**Written request:**
Transcribe the data that follows precisely, omitting nothing.

**Provided material:**
------------------------------

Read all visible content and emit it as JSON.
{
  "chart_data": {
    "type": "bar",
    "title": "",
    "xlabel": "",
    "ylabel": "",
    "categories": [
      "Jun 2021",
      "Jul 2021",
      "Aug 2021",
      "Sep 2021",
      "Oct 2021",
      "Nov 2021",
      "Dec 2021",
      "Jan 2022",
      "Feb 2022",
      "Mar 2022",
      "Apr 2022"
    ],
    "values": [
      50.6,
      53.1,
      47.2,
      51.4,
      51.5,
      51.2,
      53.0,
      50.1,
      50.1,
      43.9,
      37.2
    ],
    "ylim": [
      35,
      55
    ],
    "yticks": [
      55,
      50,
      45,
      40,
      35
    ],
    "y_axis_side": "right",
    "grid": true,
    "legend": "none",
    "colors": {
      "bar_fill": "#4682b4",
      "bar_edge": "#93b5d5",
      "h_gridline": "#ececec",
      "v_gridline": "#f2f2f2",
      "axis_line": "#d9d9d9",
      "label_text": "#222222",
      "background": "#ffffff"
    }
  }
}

------------------------------

**Written solution:**
Read all visible content and emit it as JSON.
{
  "chart_data": {
    "type": "bar",
    "title": "",
    "xlabel": "",
    "ylabel": "",
    "categories": [
      "Jun 2021",
      "Jul 2021",
      "Aug 2021",
      "Sep 2021",
      "Oct 2021",
      "Nov 2021",
      "Dec 2021",
      "Jan 2022",
      "Feb 2022",
      "Mar 2022",
      "Apr 2022"
    ],
    "values": [
      50.6,
      53.1,
      47.2,
      51.4,
      51.5,
      51.2,
      53.0,
      50.1,
      50.1,
      43.9,
      37.2
    ],
    "ylim": [
      35,
      55
    ],
    "yticks": [
      55,
      50,
      45,
      40,
      35
    ],
    "y_axis_side": "right",
    "grid": true,
    "legend": "none",
    "colors": {
      "bar_fill": "#4682b4",
      "bar_edge": "#93b5d5",
      "h_gridline": "#ececec",
      "v_gridline": "#f2f2f2",
      "axis_line": "#d9d9d9",
      "label_text": "#222222",
      "background": "#ffffff"
    }
  }
}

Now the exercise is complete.